___ Supplied entries ___

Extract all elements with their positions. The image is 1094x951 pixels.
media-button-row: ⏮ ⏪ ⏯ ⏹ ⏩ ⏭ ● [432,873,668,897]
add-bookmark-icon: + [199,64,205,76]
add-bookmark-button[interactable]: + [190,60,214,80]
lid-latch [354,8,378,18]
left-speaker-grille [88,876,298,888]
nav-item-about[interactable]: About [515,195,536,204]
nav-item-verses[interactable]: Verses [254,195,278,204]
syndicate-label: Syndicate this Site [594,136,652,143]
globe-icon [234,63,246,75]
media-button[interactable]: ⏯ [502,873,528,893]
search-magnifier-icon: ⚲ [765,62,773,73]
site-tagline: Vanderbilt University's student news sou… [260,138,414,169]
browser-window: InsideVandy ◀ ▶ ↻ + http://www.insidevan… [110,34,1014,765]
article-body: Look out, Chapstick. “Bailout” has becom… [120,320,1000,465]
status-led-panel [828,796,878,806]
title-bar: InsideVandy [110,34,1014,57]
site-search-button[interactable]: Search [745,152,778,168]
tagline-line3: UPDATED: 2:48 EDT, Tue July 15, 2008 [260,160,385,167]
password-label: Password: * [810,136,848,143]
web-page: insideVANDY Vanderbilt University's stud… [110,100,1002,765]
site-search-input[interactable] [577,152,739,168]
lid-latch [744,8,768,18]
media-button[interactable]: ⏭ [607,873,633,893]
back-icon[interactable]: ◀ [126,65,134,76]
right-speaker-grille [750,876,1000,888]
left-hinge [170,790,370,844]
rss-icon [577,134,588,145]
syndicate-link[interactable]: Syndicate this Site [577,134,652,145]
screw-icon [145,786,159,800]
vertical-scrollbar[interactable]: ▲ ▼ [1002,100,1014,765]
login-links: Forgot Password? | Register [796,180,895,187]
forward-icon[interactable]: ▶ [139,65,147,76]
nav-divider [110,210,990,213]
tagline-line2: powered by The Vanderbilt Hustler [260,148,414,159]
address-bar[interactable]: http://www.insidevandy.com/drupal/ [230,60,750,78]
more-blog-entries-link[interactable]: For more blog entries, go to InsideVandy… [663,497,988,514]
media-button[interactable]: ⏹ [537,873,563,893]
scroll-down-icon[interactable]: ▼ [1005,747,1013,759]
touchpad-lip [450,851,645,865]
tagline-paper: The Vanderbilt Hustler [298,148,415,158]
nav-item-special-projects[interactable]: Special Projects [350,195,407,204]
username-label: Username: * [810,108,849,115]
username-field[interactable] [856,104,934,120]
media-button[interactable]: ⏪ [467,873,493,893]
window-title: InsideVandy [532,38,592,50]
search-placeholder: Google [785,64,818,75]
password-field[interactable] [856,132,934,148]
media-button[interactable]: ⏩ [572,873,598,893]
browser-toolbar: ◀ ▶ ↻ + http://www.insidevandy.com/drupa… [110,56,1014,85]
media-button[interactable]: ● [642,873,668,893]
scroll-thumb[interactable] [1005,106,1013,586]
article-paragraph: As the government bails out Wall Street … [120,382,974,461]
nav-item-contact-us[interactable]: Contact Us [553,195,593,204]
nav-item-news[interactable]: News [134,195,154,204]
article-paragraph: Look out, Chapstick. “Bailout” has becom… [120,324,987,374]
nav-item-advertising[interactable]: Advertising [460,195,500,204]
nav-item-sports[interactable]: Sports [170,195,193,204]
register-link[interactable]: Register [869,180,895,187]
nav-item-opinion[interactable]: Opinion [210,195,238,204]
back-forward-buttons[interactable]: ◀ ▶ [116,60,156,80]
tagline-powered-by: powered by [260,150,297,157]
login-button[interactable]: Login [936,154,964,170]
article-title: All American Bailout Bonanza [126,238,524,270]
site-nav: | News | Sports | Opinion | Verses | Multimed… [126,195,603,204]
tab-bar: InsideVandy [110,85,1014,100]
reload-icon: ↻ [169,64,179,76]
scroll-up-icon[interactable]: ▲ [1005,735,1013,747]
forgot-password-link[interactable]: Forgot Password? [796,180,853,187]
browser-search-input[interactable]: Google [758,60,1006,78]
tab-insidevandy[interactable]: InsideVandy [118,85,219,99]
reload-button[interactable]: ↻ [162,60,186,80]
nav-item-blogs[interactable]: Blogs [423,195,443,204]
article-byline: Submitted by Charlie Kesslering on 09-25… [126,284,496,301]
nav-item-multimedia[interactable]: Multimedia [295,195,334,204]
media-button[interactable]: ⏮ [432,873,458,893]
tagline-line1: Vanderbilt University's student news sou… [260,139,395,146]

___

Repeat the items above, replacing each "Bailout" with "Rescue" and changing nothing else.

*Full solution*
Extract all elements with their positions. The image is 1094x951 pixels.
media-button-row: ⏮ ⏪ ⏯ ⏹ ⏩ ⏭ ● [432,873,668,897]
add-bookmark-icon: + [199,64,205,76]
add-bookmark-button[interactable]: + [190,60,214,80]
lid-latch [354,8,378,18]
left-speaker-grille [88,876,298,888]
nav-item-about[interactable]: About [515,195,536,204]
nav-item-verses[interactable]: Verses [254,195,278,204]
syndicate-label: Syndicate this Site [594,136,652,143]
globe-icon [234,63,246,75]
media-button[interactable]: ⏯ [502,873,528,893]
search-magnifier-icon: ⚲ [765,62,773,73]
site-tagline: Vanderbilt University's student news sou… [260,138,414,169]
browser-window: InsideVandy ◀ ▶ ↻ + http://www.insidevan… [110,34,1014,765]
article-body: Look out, Chapstick. “Rescue” has becom… [120,320,1000,465]
status-led-panel [828,796,878,806]
title-bar: InsideVandy [110,34,1014,57]
site-search-button[interactable]: Search [745,152,778,168]
tagline-line3: UPDATED: 2:48 EDT, Tue July 15, 2008 [260,160,385,167]
password-label: Password: * [810,136,848,143]
web-page: insideVANDY Vanderbilt University's stud… [110,100,1002,765]
site-search-input[interactable] [577,152,739,168]
lid-latch [744,8,768,18]
media-button[interactable]: ⏭ [607,873,633,893]
back-icon[interactable]: ◀ [126,65,134,76]
right-speaker-grille [750,876,1000,888]
left-hinge [170,790,370,844]
rss-icon [577,134,588,145]
syndicate-link[interactable]: Syndicate this Site [577,134,652,145]
screw-icon [145,786,159,800]
vertical-scrollbar[interactable]: ▲ ▼ [1002,100,1014,765]
login-links: Forgot Password? | Register [796,180,895,187]
forward-icon[interactable]: ▶ [139,65,147,76]
nav-divider [110,210,990,213]
tagline-line2: powered by The Vanderbilt Hustler [260,148,414,159]
address-bar[interactable]: http://www.insidevandy.com/drupal/ [230,60,750,78]
more-blog-entries-link[interactable]: For more blog entries, go to InsideVandy… [663,497,988,514]
media-button[interactable]: ⏹ [537,873,563,893]
scroll-down-icon[interactable]: ▼ [1005,747,1013,759]
touchpad-lip [450,851,645,865]
tagline-paper: The Vanderbilt Hustler [298,148,415,158]
nav-item-special-projects[interactable]: Special Projects [350,195,407,204]
username-label: Username: * [810,108,849,115]
username-field[interactable] [856,104,934,120]
media-button[interactable]: ⏪ [467,873,493,893]
window-title: InsideVandy [532,38,592,50]
search-placeholder: Google [785,64,818,75]
password-field[interactable] [856,132,934,148]
media-button[interactable]: ⏩ [572,873,598,893]
browser-toolbar: ◀ ▶ ↻ + http://www.insidevandy.com/drupa… [110,56,1014,85]
media-button[interactable]: ● [642,873,668,893]
scroll-thumb[interactable] [1005,106,1013,586]
article-paragraph: As the government bails out Wall Street … [120,382,974,461]
nav-item-contact-us[interactable]: Contact Us [553,195,593,204]
nav-item-news[interactable]: News [134,195,154,204]
article-paragraph: Look out, Chapstick. “Rescue” has becom… [120,324,987,374]
nav-item-advertising[interactable]: Advertising [460,195,500,204]
nav-item-sports[interactable]: Sports [170,195,193,204]
register-link[interactable]: Register [869,180,895,187]
nav-item-opinion[interactable]: Opinion [210,195,238,204]
back-forward-buttons[interactable]: ◀ ▶ [116,60,156,80]
tagline-powered-by: powered by [260,150,297,157]
login-button[interactable]: Login [936,154,964,170]
article-title: All American Rescue Bonanza [126,238,524,270]
site-nav: | News | Sports | Opinion | Verses | Multimed… [126,195,603,204]
tab-bar: InsideVandy [110,85,1014,100]
reload-icon: ↻ [169,64,179,76]
scroll-up-icon[interactable]: ▲ [1005,735,1013,747]
forgot-password-link[interactable]: Forgot Password? [796,180,853,187]
browser-search-input[interactable]: Google [758,60,1006,78]
tab-insidevandy[interactable]: InsideVandy [118,85,219,99]
reload-button[interactable]: ↻ [162,60,186,80]
nav-item-blogs[interactable]: Blogs [423,195,443,204]
article-byline: Submitted by Charlie Kesslering on 09-25… [126,284,496,301]
nav-item-multimedia[interactable]: Multimedia [295,195,334,204]
media-button[interactable]: ⏮ [432,873,458,893]
tagline-line1: Vanderbilt University's student news sou… [260,139,395,146]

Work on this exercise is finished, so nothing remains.